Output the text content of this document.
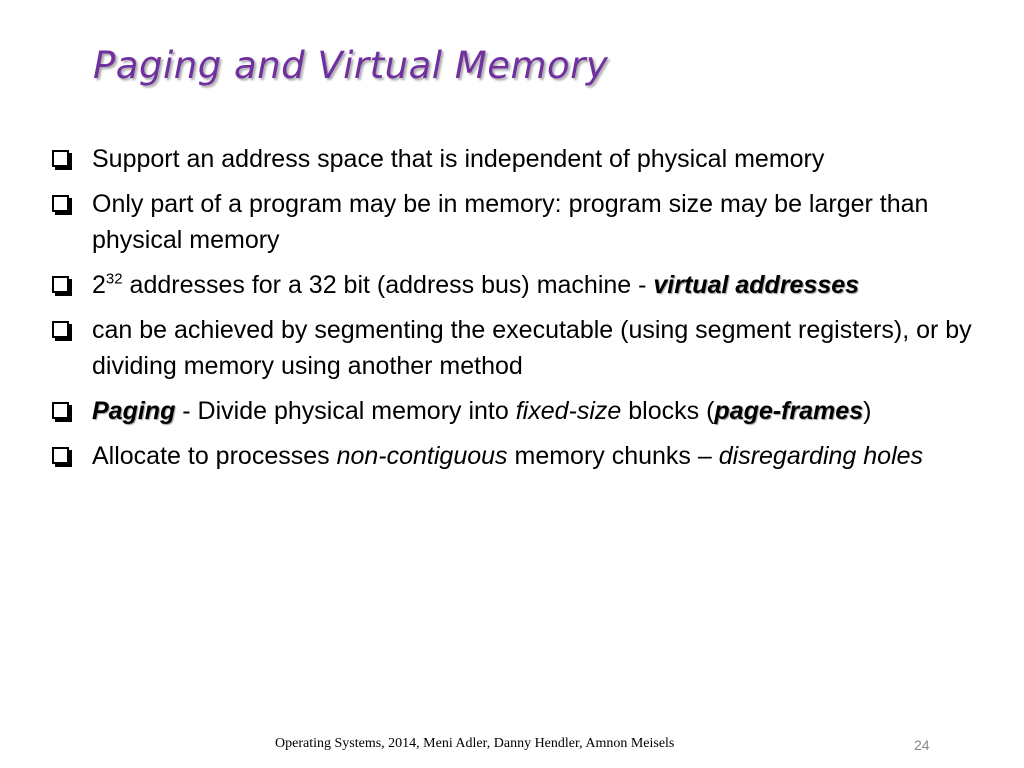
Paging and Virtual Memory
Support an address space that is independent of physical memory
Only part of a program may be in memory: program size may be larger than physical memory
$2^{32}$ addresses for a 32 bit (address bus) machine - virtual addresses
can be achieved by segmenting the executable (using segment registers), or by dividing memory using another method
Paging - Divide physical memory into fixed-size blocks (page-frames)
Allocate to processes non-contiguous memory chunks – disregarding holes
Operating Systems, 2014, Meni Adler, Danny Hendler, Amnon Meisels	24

**Goal:** List each line in the listing that contains the string "address".

**The response:**
Support an address space that is independent of physical memory
$2^{32}$ addresses for a 32 bit (address bus) machine - virtual addresses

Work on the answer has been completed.